• _Short task_:
Write out, character for character, everything from the first line of the records down to and including the line that contains "KL3 pin 6 number xyxy=(39,215,46,230)".
— BEGIN Exercise input —
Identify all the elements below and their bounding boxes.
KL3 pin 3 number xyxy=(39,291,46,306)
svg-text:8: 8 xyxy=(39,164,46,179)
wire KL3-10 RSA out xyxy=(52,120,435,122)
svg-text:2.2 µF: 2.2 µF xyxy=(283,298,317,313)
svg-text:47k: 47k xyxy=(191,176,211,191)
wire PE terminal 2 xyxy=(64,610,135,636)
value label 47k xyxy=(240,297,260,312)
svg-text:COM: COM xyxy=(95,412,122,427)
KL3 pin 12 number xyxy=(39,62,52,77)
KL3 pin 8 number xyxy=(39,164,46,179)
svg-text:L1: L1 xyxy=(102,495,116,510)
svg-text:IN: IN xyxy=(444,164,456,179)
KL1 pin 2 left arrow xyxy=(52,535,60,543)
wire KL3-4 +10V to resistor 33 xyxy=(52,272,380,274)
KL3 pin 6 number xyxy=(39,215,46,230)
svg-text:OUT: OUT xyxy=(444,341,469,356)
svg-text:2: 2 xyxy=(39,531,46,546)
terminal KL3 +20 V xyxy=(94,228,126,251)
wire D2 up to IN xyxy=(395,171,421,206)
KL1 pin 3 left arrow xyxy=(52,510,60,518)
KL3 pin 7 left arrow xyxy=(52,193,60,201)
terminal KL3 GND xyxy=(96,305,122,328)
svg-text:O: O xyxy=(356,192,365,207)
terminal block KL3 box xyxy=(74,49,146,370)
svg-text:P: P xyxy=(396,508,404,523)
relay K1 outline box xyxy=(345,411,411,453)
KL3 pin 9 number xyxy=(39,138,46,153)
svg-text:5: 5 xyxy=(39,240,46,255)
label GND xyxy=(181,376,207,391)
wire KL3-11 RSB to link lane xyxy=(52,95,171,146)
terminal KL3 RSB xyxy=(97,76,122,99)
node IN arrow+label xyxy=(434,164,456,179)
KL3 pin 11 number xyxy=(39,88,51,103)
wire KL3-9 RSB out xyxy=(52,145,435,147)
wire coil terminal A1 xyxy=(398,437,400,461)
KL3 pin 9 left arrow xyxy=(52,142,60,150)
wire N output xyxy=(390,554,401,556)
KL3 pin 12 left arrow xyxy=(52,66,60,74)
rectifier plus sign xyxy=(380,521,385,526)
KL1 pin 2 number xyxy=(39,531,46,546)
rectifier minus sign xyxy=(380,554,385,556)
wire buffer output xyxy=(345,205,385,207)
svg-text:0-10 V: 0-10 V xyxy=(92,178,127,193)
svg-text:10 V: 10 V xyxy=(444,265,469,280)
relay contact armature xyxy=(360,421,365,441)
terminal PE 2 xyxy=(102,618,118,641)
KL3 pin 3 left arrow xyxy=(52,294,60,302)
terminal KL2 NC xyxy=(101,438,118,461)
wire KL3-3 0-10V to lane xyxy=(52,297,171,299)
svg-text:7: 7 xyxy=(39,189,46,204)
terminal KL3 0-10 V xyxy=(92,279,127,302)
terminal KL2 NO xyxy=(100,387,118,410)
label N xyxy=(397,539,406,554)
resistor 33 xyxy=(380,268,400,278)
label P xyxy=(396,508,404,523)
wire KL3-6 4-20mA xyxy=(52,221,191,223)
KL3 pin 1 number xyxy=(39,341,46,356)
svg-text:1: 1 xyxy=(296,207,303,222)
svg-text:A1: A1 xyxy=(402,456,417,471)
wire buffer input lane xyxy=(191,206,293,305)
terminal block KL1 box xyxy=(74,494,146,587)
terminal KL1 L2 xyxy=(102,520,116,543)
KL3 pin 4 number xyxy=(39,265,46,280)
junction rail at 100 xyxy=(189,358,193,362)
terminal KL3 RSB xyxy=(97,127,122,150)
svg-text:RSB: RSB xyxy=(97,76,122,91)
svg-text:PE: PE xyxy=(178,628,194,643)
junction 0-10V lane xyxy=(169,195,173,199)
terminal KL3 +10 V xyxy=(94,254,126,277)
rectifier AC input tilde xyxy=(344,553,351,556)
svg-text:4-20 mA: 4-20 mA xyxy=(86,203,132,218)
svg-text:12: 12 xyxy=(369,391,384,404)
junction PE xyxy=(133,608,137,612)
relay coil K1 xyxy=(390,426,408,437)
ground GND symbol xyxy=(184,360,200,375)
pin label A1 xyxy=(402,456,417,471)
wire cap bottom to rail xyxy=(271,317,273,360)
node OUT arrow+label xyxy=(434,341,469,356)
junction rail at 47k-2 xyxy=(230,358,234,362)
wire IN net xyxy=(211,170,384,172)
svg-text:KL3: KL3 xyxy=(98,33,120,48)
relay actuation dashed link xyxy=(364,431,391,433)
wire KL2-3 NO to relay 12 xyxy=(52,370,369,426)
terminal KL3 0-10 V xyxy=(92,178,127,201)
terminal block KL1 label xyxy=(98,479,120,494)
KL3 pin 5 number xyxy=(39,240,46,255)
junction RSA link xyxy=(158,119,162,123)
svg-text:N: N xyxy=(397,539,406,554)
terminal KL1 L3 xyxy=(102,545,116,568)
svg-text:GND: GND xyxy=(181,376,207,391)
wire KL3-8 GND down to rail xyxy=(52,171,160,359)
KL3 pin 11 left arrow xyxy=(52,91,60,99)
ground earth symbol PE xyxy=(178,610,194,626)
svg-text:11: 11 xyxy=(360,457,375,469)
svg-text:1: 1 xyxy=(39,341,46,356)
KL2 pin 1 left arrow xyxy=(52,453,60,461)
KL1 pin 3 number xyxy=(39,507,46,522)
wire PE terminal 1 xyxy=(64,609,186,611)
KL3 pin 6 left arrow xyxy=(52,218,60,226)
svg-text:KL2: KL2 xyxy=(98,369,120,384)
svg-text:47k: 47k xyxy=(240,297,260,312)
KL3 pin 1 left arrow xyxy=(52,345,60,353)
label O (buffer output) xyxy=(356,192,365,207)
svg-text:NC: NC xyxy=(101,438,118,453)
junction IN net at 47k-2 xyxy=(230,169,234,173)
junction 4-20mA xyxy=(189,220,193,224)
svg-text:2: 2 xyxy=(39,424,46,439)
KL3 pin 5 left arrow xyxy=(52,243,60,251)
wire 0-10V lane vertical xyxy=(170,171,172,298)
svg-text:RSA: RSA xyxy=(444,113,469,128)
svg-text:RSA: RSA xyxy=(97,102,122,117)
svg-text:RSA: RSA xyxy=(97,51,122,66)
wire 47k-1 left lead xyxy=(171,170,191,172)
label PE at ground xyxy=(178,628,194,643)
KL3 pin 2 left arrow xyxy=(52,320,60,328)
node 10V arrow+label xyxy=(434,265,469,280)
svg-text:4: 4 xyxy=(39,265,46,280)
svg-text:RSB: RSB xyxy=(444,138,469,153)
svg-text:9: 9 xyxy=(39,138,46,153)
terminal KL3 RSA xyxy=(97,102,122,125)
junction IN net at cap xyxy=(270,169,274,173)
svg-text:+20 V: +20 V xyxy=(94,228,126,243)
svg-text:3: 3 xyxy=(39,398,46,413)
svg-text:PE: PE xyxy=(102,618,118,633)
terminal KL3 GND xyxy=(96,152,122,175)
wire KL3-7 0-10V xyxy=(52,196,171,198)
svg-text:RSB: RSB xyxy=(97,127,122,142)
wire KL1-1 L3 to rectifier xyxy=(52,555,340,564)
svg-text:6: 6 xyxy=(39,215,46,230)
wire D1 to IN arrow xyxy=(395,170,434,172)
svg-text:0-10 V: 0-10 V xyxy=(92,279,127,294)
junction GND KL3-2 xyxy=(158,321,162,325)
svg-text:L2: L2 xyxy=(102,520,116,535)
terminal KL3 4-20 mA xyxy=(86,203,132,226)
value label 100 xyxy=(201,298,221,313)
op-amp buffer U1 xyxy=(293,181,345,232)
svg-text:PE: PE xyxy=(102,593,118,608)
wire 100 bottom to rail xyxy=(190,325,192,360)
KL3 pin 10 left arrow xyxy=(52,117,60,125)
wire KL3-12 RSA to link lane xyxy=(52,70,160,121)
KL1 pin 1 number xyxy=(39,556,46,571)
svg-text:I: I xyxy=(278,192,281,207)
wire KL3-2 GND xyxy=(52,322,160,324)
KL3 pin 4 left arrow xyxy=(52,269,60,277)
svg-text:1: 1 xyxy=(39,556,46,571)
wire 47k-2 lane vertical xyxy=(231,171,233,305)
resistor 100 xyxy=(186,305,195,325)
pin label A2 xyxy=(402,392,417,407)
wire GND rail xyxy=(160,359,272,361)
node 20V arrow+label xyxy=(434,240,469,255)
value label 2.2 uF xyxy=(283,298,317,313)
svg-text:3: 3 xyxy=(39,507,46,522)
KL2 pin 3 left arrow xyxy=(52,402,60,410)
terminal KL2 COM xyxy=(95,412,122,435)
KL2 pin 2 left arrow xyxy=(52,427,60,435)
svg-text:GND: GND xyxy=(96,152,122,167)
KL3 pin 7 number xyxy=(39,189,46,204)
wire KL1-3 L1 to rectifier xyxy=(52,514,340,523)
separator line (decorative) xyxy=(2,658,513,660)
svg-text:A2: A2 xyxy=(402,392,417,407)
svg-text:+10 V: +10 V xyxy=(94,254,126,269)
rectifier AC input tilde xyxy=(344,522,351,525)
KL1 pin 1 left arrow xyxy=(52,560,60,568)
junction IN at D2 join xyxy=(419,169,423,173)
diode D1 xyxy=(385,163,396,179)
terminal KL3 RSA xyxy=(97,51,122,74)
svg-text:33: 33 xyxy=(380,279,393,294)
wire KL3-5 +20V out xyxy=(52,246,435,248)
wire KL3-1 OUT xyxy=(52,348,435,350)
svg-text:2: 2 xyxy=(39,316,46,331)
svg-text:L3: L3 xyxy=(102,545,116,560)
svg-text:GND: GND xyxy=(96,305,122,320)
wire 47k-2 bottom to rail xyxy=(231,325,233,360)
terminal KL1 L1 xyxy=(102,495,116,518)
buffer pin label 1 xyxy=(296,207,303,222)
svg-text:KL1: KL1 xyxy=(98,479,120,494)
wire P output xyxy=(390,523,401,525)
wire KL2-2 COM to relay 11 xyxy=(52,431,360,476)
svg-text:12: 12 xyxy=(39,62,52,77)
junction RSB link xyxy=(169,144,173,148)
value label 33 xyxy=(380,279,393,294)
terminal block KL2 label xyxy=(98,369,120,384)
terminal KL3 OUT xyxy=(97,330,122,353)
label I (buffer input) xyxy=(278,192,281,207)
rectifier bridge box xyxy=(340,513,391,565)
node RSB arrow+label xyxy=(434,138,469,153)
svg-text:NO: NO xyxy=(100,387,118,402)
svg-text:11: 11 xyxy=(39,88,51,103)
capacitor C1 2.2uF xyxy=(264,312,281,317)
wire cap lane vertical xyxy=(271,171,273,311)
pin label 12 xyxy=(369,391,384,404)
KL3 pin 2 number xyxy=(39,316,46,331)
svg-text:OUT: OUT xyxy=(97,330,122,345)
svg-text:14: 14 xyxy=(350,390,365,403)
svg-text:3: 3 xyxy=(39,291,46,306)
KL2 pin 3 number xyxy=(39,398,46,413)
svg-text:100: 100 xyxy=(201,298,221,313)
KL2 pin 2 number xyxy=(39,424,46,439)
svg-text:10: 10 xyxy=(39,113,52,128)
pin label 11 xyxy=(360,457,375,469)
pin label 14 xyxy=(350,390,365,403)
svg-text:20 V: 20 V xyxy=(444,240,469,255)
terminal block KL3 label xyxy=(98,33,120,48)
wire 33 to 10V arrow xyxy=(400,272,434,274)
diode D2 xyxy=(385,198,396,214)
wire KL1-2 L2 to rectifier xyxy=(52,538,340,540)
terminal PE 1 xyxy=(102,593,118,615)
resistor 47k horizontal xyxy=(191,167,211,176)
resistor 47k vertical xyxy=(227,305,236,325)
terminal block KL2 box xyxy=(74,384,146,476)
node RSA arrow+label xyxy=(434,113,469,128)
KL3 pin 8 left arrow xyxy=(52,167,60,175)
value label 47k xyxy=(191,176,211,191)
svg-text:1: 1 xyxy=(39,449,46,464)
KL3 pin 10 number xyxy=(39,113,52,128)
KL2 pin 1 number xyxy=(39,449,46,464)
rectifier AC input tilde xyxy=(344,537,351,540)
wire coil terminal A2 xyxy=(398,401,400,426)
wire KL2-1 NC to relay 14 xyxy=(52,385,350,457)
— END Exercise input —
• _Task response_:
Identify all the elements below and their bounding boxes.
KL3 pin 3 number xyxy=(39,291,46,306)
svg-text:8: 8 xyxy=(39,164,46,179)
wire KL3-10 RSA out xyxy=(52,120,435,122)
svg-text:2.2 µF: 2.2 µF xyxy=(283,298,317,313)
svg-text:47k: 47k xyxy=(191,176,211,191)
wire PE terminal 2 xyxy=(64,610,135,636)
value label 47k xyxy=(240,297,260,312)
svg-text:COM: COM xyxy=(95,412,122,427)
KL3 pin 12 number xyxy=(39,62,52,77)
KL3 pin 8 number xyxy=(39,164,46,179)
svg-text:L1: L1 xyxy=(102,495,116,510)
svg-text:IN: IN xyxy=(444,164,456,179)
KL1 pin 2 left arrow xyxy=(52,535,60,543)
wire KL3-4 +10V to resistor 33 xyxy=(52,272,380,274)
KL3 pin 6 number xyxy=(39,215,46,230)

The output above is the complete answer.